* **Task directions**
Retype every entry in its entirety, without alteration.

Records
■ ■ ■ ■

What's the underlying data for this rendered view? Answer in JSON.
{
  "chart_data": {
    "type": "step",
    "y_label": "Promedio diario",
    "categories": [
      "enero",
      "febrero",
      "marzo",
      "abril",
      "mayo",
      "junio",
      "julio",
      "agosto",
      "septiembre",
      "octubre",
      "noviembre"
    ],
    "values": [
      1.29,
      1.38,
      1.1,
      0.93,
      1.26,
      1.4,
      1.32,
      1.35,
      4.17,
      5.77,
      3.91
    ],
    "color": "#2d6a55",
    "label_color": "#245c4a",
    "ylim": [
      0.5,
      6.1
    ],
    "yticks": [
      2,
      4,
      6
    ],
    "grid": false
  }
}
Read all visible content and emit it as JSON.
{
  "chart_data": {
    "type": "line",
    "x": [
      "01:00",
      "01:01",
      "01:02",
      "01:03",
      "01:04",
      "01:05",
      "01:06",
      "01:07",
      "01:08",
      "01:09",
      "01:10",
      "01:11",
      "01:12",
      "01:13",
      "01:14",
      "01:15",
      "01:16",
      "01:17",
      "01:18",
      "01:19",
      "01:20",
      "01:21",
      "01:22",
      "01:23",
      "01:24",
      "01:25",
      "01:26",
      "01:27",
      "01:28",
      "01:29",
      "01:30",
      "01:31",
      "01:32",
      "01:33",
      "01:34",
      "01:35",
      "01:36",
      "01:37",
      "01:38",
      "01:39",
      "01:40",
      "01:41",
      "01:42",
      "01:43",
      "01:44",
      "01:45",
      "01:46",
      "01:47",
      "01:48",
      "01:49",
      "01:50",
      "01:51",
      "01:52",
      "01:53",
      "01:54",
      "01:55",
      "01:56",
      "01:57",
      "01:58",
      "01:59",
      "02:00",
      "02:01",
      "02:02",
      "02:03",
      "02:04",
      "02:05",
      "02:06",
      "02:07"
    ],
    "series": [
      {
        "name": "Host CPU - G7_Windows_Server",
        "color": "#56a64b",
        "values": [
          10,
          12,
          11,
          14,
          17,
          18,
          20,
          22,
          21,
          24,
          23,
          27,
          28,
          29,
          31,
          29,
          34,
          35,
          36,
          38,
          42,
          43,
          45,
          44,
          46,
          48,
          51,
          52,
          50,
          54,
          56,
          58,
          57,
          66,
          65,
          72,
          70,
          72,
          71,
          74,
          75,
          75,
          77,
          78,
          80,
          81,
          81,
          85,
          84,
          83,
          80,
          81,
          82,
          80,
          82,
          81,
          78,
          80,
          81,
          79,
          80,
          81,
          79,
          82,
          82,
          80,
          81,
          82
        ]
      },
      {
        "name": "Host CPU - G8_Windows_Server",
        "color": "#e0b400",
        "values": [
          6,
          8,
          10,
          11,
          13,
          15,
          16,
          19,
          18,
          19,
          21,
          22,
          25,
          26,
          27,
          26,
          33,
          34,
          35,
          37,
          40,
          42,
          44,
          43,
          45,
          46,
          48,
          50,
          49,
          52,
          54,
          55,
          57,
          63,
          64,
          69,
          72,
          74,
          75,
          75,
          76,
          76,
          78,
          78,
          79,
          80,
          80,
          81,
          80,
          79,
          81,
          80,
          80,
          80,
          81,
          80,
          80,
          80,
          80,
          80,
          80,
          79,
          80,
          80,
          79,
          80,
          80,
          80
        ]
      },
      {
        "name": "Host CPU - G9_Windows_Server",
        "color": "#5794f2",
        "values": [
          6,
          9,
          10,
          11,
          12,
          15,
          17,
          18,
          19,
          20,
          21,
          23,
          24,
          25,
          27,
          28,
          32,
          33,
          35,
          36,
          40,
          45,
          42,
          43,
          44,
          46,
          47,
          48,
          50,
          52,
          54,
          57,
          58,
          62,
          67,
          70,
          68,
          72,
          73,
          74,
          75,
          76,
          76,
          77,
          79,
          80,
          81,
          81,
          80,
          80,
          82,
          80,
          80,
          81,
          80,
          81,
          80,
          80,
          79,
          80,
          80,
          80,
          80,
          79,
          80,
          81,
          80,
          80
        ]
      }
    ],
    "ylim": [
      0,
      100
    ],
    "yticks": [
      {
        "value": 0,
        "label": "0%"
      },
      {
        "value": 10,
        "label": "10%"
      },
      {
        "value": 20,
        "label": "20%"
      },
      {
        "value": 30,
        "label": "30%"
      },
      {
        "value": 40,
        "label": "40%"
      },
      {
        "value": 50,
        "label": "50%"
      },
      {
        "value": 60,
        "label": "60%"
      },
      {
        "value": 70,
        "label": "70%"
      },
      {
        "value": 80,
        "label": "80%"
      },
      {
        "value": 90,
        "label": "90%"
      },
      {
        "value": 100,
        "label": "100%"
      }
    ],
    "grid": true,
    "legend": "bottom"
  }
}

■ ■ ■ ■

* **Expected answer**
What's the underlying data for this rendered view? Answer in JSON.
{
  "chart_data": {
    "type": "step",
    "y_label": "Promedio diario",
    "categories": [
      "enero",
      "febrero",
      "marzo",
      "abril",
      "mayo",
      "junio",
      "julio",
      "agosto",
      "septiembre",
      "octubre",
      "noviembre"
    ],
    "values": [
      1.29,
      1.38,
      1.1,
      0.93,
      1.26,
      1.4,
      1.32,
      1.35,
      4.17,
      5.77,
      3.91
    ],
    "color": "#2d6a55",
    "label_color": "#245c4a",
    "ylim": [
      0.5,
      6.1
    ],
    "yticks": [
      2,
      4,
      6
    ],
    "grid": false
  }
}
Read all visible content and emit it as JSON.
{
  "chart_data": {
    "type": "line",
    "x": [
      "01:00",
      "01:01",
      "01:02",
      "01:03",
      "01:04",
      "01:05",
      "01:06",
      "01:07",
      "01:08",
      "01:09",
      "01:10",
      "01:11",
      "01:12",
      "01:13",
      "01:14",
      "01:15",
      "01:16",
      "01:17",
      "01:18",
      "01:19",
      "01:20",
      "01:21",
      "01:22",
      "01:23",
      "01:24",
      "01:25",
      "01:26",
      "01:27",
      "01:28",
      "01:29",
      "01:30",
      "01:31",
      "01:32",
      "01:33",
      "01:34",
      "01:35",
      "01:36",
      "01:37",
      "01:38",
      "01:39",
      "01:40",
      "01:41",
      "01:42",
      "01:43",
      "01:44",
      "01:45",
      "01:46",
      "01:47",
      "01:48",
      "01:49",
      "01:50",
      "01:51",
      "01:52",
      "01:53",
      "01:54",
      "01:55",
      "01:56",
      "01:57",
      "01:58",
      "01:59",
      "02:00",
      "02:01",
      "02:02",
      "02:03",
      "02:04",
      "02:05",
      "02:06",
      "02:07"
    ],
    "series": [
      {
        "name": "Host CPU - G7_Windows_Server",
        "color": "#56a64b",
        "values": [
          10,
          12,
          11,
          14,
          17,
          18,
          20,
          22,
          21,
          24,
          23,
          27,
          28,
          29,
          31,
          29,
          34,
          35,
          36,
          38,
          42,
          43,
          45,
          44,
          46,
          48,
          51,
          52,
          50,
          54,
          56,
          58,
          57,
          66,
          65,
          72,
          70,
          72,
          71,
          74,
          75,
          75,
          77,
          78,
          80,
          81,
          81,
          85,
          84,
          83,
          80,
          81,
          82,
          80,
          82,
          81,
          78,
          80,
          81,
          79,
          80,
          81,
          79,
          82,
          82,
          80,
          81,
          82
        ]
      },
      {
        "name": "Host CPU - G8_Windows_Server",
        "color": "#e0b400",
        "values": [
          6,
          8,
          10,
          11,
          13,
          15,
          16,
          19,
          18,
          19,
          21,
          22,
          25,
          26,
          27,
          26,
          33,
          34,
          35,
          37,
          40,
          42,
          44,
          43,
          45,
          46,
          48,
          50,
          49,
          52,
          54,
          55,
          57,
          63,
          64,
          69,
          72,
          74,
          75,
          75,
          76,
          76,
          78,
          78,
          79,
          80,
          80,
          81,
          80,
          79,
          81,
          80,
          80,
          80,
          81,
          80,
          80,
          80,
          80,
          80,
          80,
          79,
          80,
          80,
          79,
          80,
          80,
          80
        ]
      },
      {
        "name": "Host CPU - G9_Windows_Server",
        "color": "#5794f2",
        "values": [
          6,
          9,
          10,
          11,
          12,
          15,
          17,
          18,
          19,
          20,
          21,
          23,
          24,
          25,
          27,
          28,
          32,
          33,
          35,
          36,
          40,
          45,
          42,
          43,
          44,
          46,
          47,
          48,
          50,
          52,
          54,
          57,
          58,
          62,
          67,
          70,
          68,
          72,
          73,
          74,
          75,
          76,
          76,
          77,
          79,
          80,
          81,
          81,
          80,
          80,
          82,
          80,
          80,
          81,
          80,
          81,
          80,
          80,
          79,
          80,
          80,
          80,
          80,
          79,
          80,
          81,
          80,
          80
        ]
      }
    ],
    "ylim": [
      0,
      100
    ],
    "yticks": [
      {
        "value": 0,
        "label": "0%"
      },
      {
        "value": 10,
        "label": "10%"
      },
      {
        "value": 20,
        "label": "20%"
      },
      {
        "value": 30,
        "label": "30%"
      },
      {
        "value": 40,
        "label": "40%"
      },
      {
        "value": 50,
        "label": "50%"
      },
      {
        "value": 60,
        "label": "60%"
      },
      {
        "value": 70,
        "label": "70%"
      },
      {
        "value": 80,
        "label": "80%"
      },
      {
        "value": 90,
        "label": "90%"
      },
      {
        "value": 100,
        "label": "100%"
      }
    ],
    "grid": true,
    "legend": "bottom"
  }
}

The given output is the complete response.